Exercise materials:
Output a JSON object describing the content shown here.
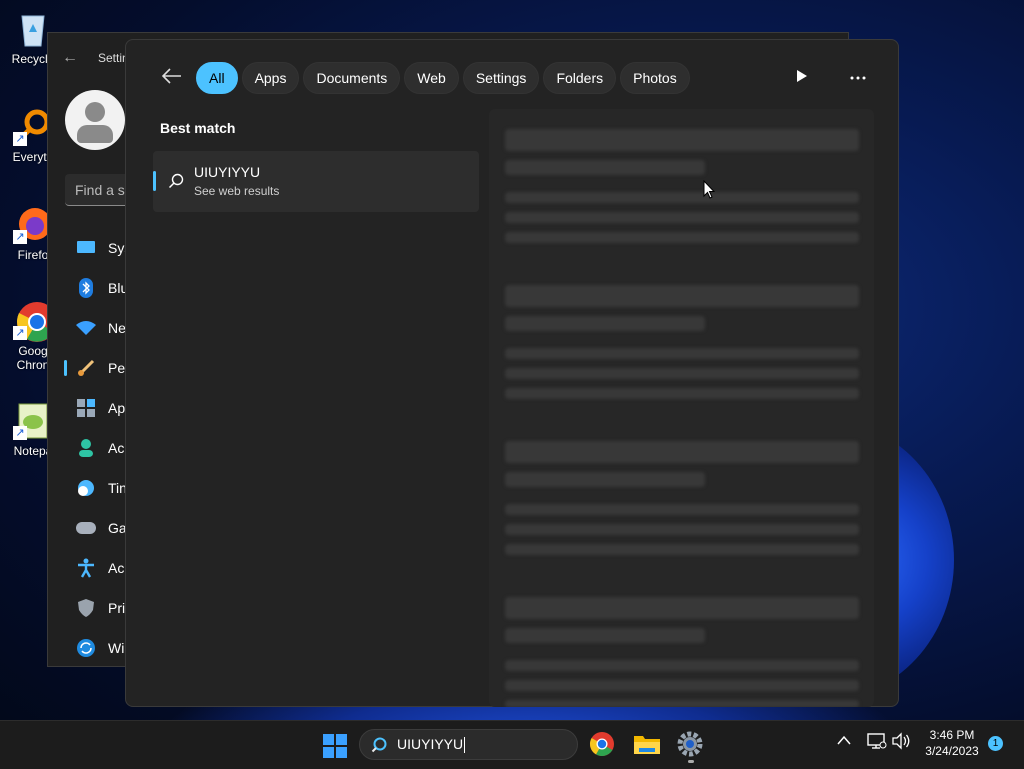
{
  "desktop": {
    "icons": [
      {
        "label": "Recycle",
        "icon": "recycle-bin-icon"
      },
      {
        "label": "Everyth",
        "icon": "everything-search-icon"
      },
      {
        "label": "Firefo",
        "icon": "firefox-icon"
      },
      {
        "label": "Goog\nChron",
        "icon": "chrome-icon"
      },
      {
        "label": "Notepa",
        "icon": "notepad-plus-icon"
      }
    ]
  },
  "settings": {
    "title": "Settin",
    "find_placeholder": "Find a se",
    "nav": [
      {
        "label": "Sys",
        "icon": "system-icon"
      },
      {
        "label": "Blu",
        "icon": "bluetooth-icon"
      },
      {
        "label": "Ne",
        "icon": "network-icon"
      },
      {
        "label": "Per",
        "icon": "personalization-icon",
        "active": true
      },
      {
        "label": "Ap",
        "icon": "apps-icon"
      },
      {
        "label": "Ac",
        "icon": "accounts-icon"
      },
      {
        "label": "Tin",
        "icon": "time-language-icon"
      },
      {
        "label": "Ga",
        "icon": "gaming-icon"
      },
      {
        "label": "Ac",
        "icon": "accessibility-icon"
      },
      {
        "label": "Pri",
        "icon": "privacy-icon"
      },
      {
        "label": "Wi",
        "icon": "windows-update-icon"
      }
    ]
  },
  "search_panel": {
    "filters": [
      "All",
      "Apps",
      "Documents",
      "Web",
      "Settings",
      "Folders",
      "Photos"
    ],
    "selected_filter": "All",
    "best_match_label": "Best match",
    "result": {
      "title": "UIUYIYYU",
      "subtitle": "See web results"
    }
  },
  "taskbar": {
    "search_text": "UIUYIYYU",
    "pinned": [
      "chrome-icon",
      "file-explorer-icon",
      "settings-icon"
    ],
    "time": "3:46 PM",
    "date": "3/24/2023",
    "notification_count": "1"
  },
  "colors": {
    "accent": "#4cc2ff",
    "panel_bg": "#232323",
    "taskbar_bg": "#1c1c1c"
  }
}
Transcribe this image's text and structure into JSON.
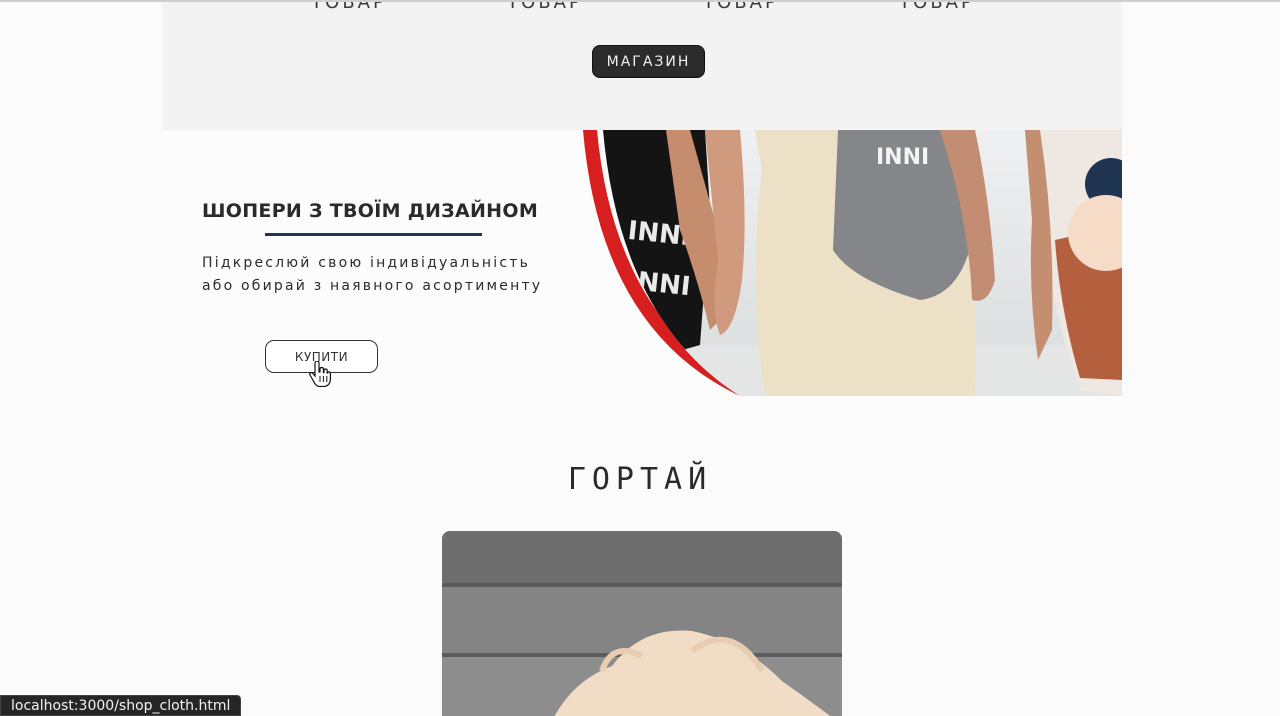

What is required: Repeat each entry exactly as it appears; skip any picture.

Response for this exercise:
Output a JSON object describing the content shown here.
{
  "desktop": {
    "icons": [
      {
        "label": "Recycle",
        "icon": "recycle-bin-icon"
      },
      {
        "label": "Everyth",
        "icon": "everything-search-icon"
      },
      {
        "label": "Firefo",
        "icon": "firefox-icon"
      },
      {
        "label": "Goog\nChron",
        "icon": "chrome-icon"
      },
      {
        "label": "Notepa",
        "icon": "notepad-plus-icon"
      }
    ]
  },
  "settings": {
    "title": "Settin",
    "find_placeholder": "Find a se",
    "nav": [
      {
        "label": "Sys",
        "icon": "system-icon"
      },
      {
        "label": "Blu",
        "icon": "bluetooth-icon"
      },
      {
        "label": "Ne",
        "icon": "network-icon"
      },
      {
        "label": "Per",
        "icon": "personalization-icon",
        "active": true
      },
      {
        "label": "Ap",
        "icon": "apps-icon"
      },
      {
        "label": "Ac",
        "icon": "accounts-icon"
      },
      {
        "label": "Tin",
        "icon": "time-language-icon"
      },
      {
        "label": "Ga",
        "icon": "gaming-icon"
      },
      {
        "label": "Ac",
        "icon": "accessibility-icon"
      },
      {
        "label": "Pri",
        "icon": "privacy-icon"
      },
      {
        "label": "Wi",
        "icon": "windows-update-icon"
      }
    ]
  },
  "search_panel": {
    "filters": [
      "All",
      "Apps",
      "Documents",
      "Web",
      "Settings",
      "Folders",
      "Photos"
    ],
    "selected_filter": "All",
    "best_match_label": "Best match",
    "result": {
      "title": "UIUYIYYU",
      "subtitle": "See web results"
    }
  },
  "taskbar": {
    "search_text": "UIUYIYYU",
    "pinned": [
      "chrome-icon",
      "file-explorer-icon",
      "settings-icon"
    ],
    "time": "3:46 PM",
    "date": "3/24/2023",
    "notification_count": "1"
  },
  "colors": {
    "accent": "#4cc2ff",
    "panel_bg": "#232323",
    "taskbar_bg": "#1c1c1c"
  }
}
Transcribe this image's text and structure into JSON.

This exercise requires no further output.